#### [TASK]
Read the listing and extract each line that includes the word "street".

(Collected data entries)
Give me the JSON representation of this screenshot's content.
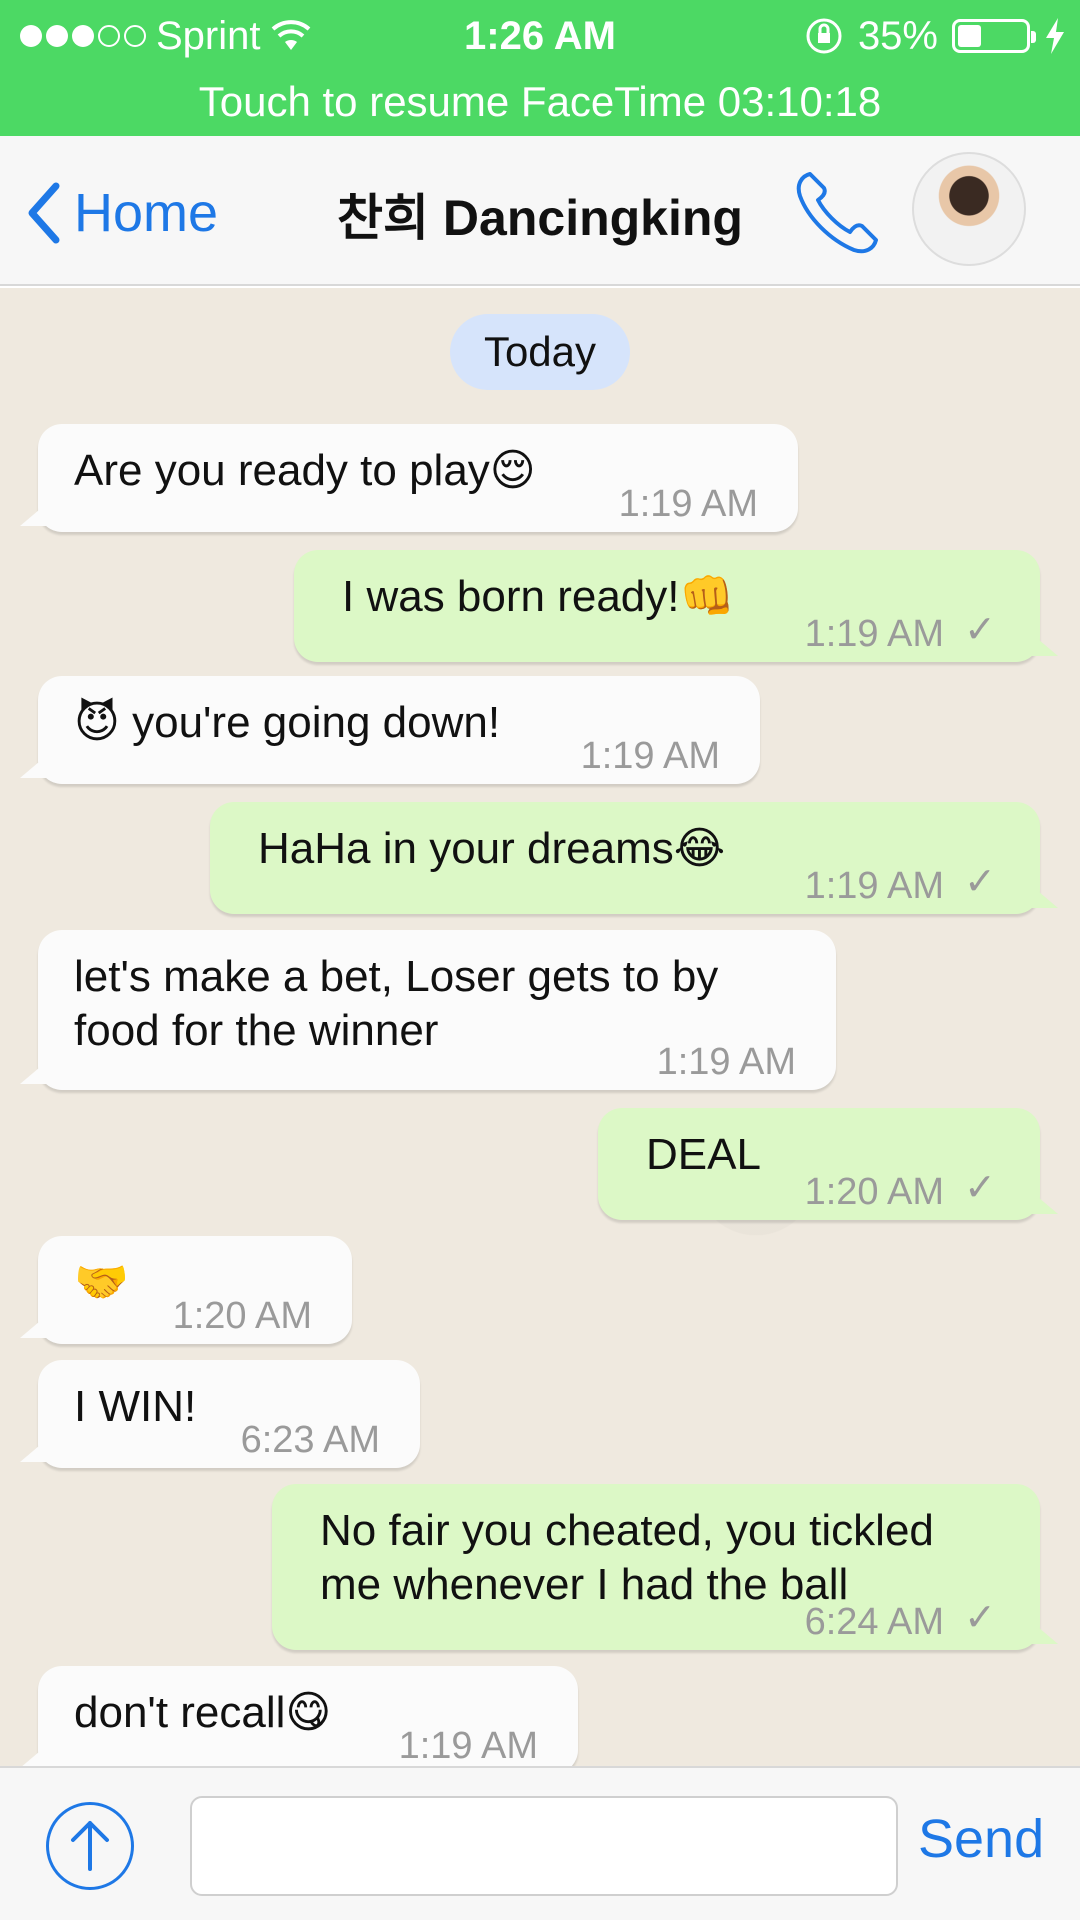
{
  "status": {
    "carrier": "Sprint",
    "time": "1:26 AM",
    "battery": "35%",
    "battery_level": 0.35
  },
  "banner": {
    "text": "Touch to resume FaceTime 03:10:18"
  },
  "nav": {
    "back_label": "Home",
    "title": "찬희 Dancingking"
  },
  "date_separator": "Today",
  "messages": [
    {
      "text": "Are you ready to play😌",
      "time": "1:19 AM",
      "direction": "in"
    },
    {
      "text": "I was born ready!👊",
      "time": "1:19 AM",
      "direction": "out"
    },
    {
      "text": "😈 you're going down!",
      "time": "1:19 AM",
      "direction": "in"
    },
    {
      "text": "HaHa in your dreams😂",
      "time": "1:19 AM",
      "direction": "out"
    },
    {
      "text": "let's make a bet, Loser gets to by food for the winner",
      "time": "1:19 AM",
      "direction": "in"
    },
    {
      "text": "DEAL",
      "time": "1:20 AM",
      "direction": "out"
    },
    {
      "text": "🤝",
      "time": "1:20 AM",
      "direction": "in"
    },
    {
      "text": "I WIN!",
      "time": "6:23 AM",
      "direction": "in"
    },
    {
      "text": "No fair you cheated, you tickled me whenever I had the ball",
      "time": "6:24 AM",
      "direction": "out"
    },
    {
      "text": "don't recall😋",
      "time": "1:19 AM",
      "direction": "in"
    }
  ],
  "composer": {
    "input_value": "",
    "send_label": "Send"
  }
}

---

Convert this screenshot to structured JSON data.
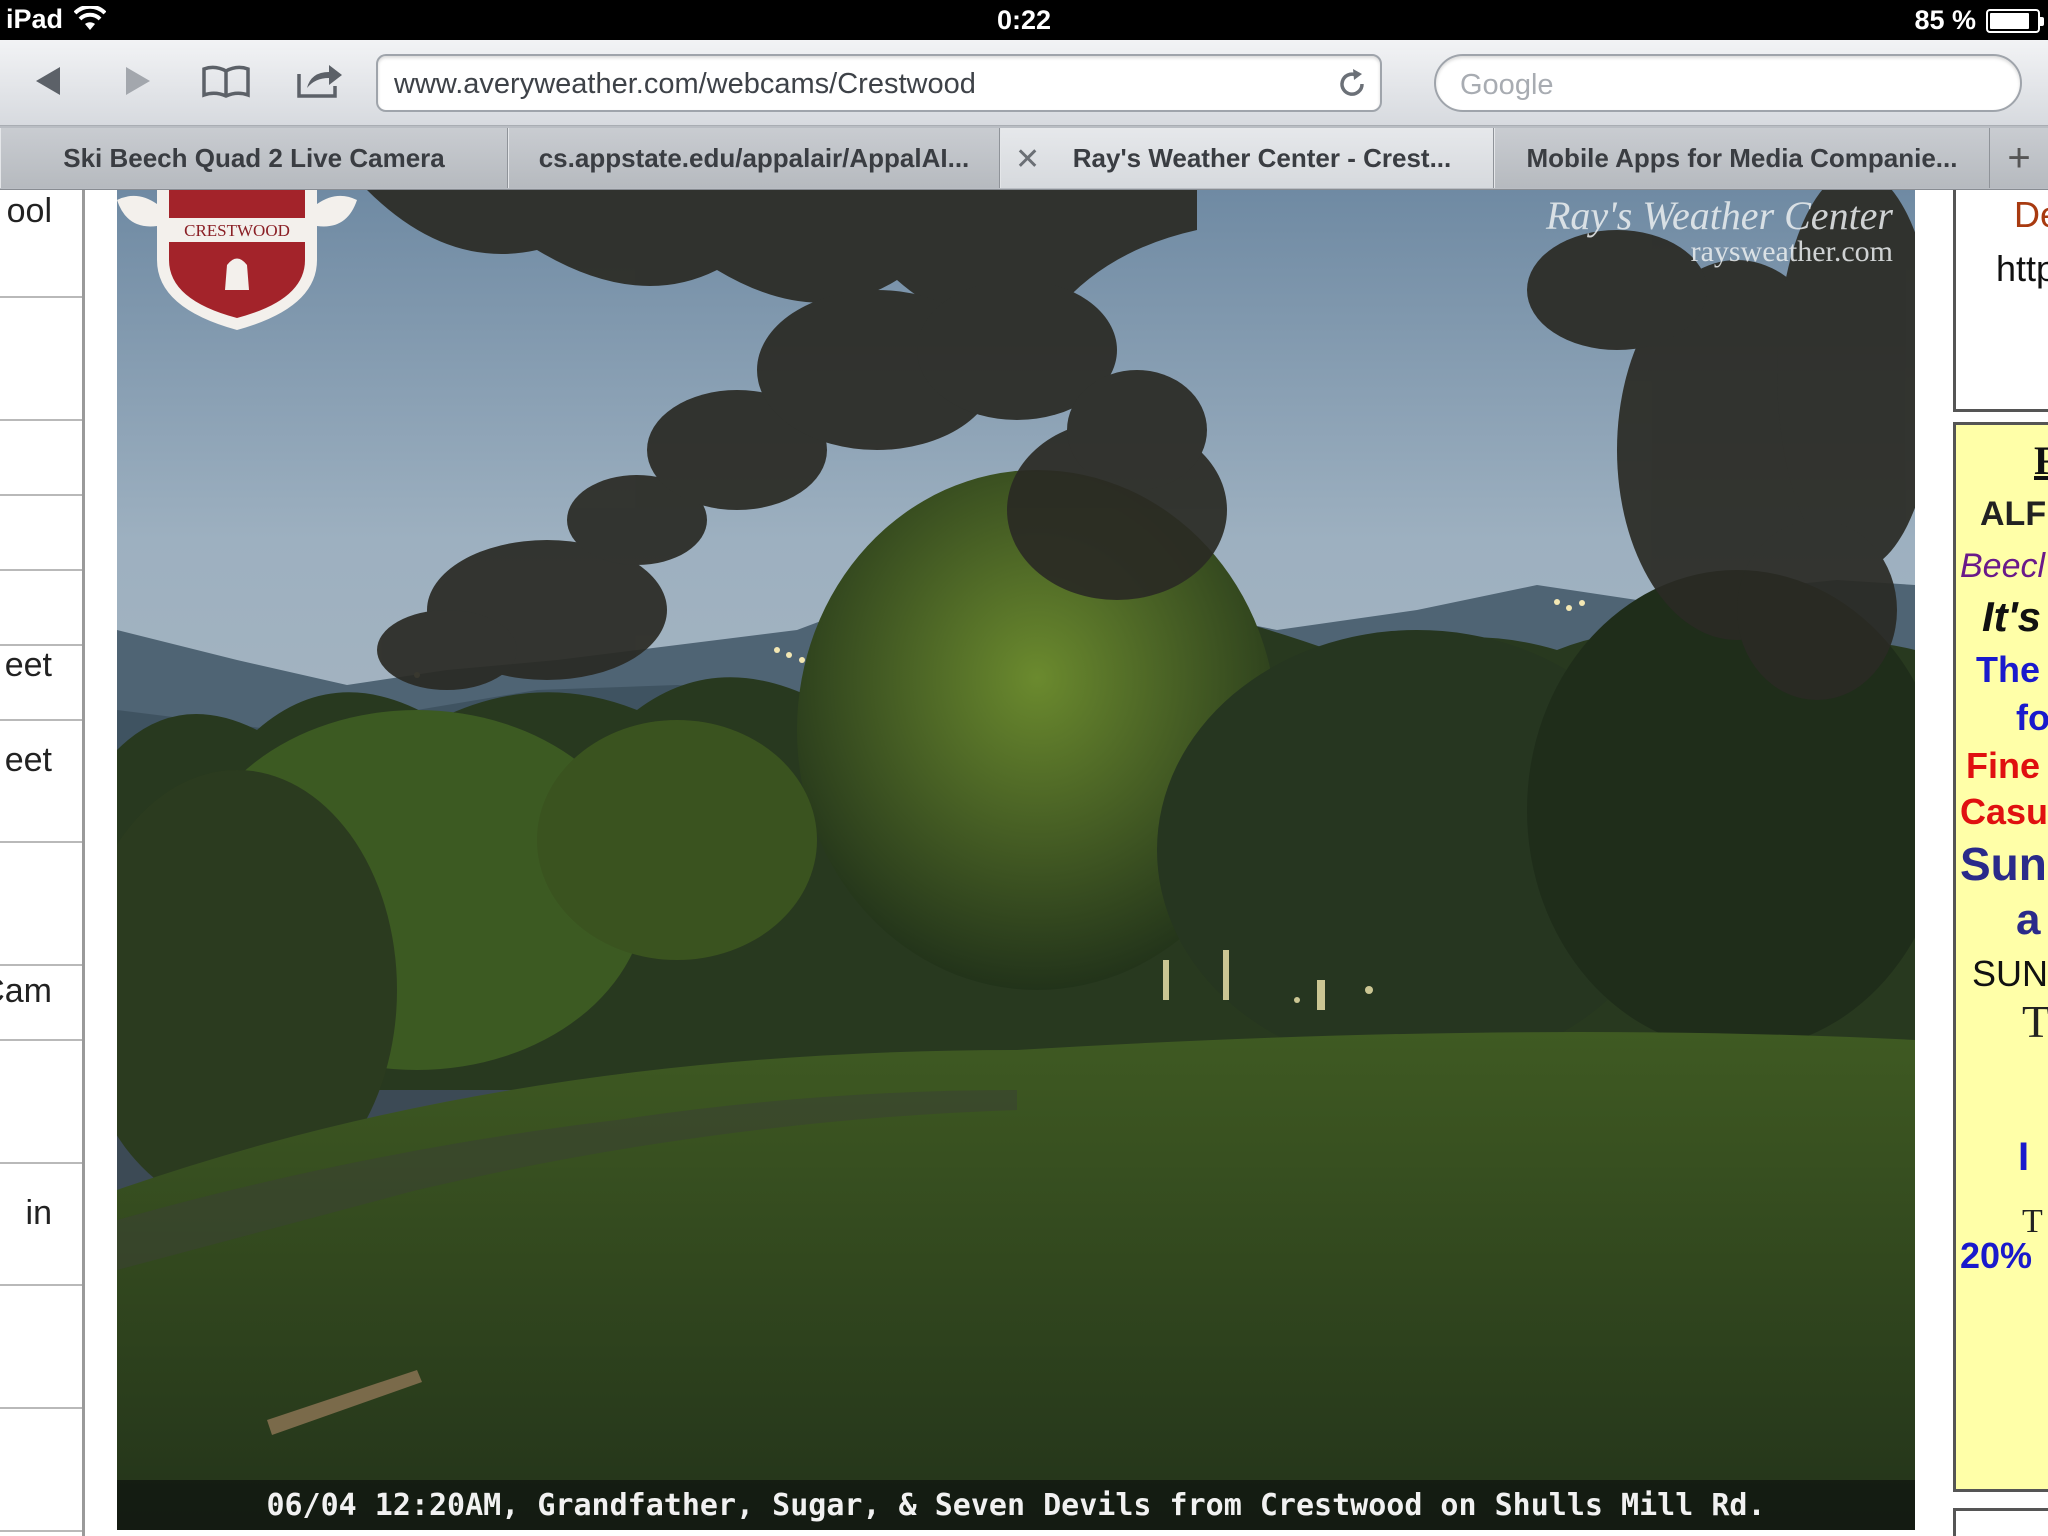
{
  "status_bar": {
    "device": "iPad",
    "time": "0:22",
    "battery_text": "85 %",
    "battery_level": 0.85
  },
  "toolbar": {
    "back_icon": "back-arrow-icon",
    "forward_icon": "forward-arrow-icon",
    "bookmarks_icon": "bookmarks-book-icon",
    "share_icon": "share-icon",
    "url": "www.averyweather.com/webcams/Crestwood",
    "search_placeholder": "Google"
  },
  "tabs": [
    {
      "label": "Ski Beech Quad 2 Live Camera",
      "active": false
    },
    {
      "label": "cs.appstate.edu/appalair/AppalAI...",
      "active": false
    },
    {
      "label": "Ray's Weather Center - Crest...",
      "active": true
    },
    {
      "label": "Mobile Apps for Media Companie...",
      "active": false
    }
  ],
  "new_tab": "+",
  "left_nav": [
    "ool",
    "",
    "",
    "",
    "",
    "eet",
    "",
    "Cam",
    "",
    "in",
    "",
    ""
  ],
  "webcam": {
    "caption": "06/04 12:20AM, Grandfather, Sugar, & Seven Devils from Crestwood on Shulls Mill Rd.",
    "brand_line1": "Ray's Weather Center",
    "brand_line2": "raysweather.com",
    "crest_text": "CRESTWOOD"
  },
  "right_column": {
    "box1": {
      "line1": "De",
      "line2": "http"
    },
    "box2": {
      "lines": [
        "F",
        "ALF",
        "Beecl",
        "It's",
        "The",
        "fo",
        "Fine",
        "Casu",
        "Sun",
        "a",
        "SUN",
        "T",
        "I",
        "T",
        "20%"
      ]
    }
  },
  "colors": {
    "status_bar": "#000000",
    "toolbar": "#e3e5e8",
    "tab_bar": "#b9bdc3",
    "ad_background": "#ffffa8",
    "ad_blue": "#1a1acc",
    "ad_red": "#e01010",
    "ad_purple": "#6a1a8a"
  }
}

==

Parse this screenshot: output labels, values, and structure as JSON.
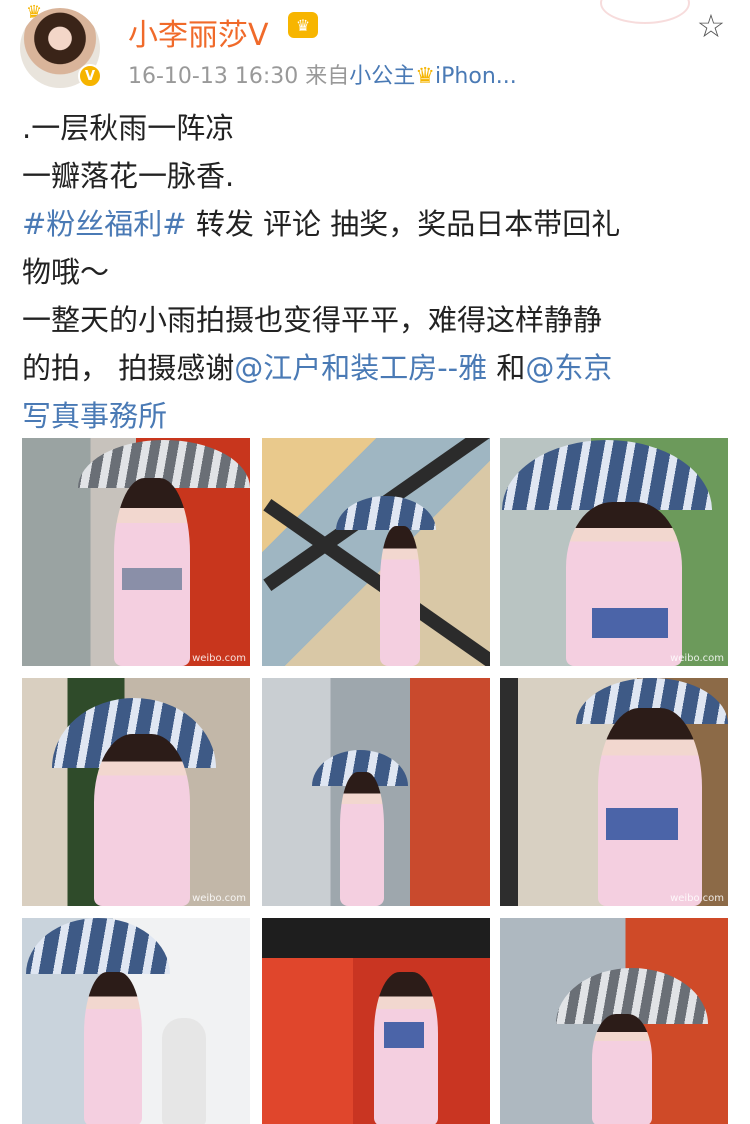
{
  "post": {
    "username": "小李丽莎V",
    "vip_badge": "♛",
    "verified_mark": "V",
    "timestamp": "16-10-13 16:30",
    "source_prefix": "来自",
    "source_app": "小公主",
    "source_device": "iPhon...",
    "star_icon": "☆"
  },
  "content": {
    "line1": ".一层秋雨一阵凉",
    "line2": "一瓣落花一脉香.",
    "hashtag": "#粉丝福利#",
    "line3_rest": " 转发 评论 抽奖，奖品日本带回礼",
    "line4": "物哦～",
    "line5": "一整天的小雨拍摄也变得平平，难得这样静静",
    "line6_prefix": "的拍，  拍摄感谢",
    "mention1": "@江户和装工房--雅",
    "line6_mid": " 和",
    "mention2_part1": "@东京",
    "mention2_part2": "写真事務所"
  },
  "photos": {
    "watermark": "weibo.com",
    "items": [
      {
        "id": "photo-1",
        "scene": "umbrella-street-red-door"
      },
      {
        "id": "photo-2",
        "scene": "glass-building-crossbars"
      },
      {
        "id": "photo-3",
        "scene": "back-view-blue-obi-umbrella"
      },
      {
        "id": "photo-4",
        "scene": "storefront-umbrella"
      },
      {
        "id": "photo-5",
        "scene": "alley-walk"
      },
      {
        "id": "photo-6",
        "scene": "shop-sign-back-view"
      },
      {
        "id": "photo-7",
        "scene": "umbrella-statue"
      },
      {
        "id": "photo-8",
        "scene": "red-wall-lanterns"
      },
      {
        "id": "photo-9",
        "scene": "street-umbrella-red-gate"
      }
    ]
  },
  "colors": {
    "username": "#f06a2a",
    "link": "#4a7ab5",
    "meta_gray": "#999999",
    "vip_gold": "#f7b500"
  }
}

#### [PROBLEM SOLUTION]
        "scene": "umbrella-street-red-door"
        "scene": "street-umbrella-red-gate"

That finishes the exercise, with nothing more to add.